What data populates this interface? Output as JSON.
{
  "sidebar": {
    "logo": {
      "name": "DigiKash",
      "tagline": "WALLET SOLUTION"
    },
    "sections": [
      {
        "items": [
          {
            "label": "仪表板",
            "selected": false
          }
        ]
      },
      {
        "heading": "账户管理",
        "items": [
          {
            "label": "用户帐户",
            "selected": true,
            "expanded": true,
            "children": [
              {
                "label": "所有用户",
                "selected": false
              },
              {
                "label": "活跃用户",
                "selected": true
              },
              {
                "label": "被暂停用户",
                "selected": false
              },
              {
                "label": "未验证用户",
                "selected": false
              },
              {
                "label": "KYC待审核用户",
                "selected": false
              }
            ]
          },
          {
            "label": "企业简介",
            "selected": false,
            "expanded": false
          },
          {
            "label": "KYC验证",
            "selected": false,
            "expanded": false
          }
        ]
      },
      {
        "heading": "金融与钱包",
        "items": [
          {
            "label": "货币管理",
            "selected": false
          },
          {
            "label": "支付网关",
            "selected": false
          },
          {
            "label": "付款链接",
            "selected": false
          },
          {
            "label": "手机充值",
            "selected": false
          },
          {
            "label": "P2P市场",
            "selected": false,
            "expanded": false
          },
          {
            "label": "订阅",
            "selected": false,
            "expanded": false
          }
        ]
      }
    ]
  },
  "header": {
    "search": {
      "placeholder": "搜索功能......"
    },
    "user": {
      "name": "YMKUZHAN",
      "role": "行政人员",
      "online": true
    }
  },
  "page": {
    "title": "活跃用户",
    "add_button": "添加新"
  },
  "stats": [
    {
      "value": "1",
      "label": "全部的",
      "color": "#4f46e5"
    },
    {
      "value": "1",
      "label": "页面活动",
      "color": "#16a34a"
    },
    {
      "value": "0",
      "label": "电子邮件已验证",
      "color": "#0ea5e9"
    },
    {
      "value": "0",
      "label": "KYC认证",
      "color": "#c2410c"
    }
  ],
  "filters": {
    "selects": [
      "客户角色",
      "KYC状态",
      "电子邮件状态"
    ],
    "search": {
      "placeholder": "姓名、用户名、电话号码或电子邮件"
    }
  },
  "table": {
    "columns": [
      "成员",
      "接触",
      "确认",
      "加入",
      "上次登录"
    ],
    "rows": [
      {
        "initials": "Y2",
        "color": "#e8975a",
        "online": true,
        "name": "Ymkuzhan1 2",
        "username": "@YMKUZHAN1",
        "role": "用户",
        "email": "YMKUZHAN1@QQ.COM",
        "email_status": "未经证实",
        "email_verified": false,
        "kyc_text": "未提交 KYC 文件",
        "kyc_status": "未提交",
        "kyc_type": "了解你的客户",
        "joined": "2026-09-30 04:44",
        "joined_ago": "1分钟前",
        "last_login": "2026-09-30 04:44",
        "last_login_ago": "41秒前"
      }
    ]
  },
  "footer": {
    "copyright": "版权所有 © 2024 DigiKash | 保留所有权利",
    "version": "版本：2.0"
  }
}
..........
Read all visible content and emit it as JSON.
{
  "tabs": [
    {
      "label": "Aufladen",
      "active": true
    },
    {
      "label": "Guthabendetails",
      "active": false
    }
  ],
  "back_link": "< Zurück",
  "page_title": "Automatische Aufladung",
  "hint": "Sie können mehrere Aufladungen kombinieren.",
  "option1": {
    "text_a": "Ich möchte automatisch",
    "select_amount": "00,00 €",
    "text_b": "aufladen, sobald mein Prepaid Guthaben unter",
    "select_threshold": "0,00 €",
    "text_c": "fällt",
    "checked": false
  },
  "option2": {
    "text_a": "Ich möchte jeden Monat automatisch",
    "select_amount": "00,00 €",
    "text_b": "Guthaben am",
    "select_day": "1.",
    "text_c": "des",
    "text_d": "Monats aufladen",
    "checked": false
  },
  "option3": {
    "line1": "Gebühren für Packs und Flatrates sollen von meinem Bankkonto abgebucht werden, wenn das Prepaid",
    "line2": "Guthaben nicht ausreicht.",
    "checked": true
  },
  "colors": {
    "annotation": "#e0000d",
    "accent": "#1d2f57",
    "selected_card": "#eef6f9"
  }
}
..........
> **THE REQUEST**:
Look through the listing and extract every line with "JSON" in it.

> **COMPLETE RESPONSE**:
What data populates this interface? Output as JSON.
Read all visible content and emit it as JSON.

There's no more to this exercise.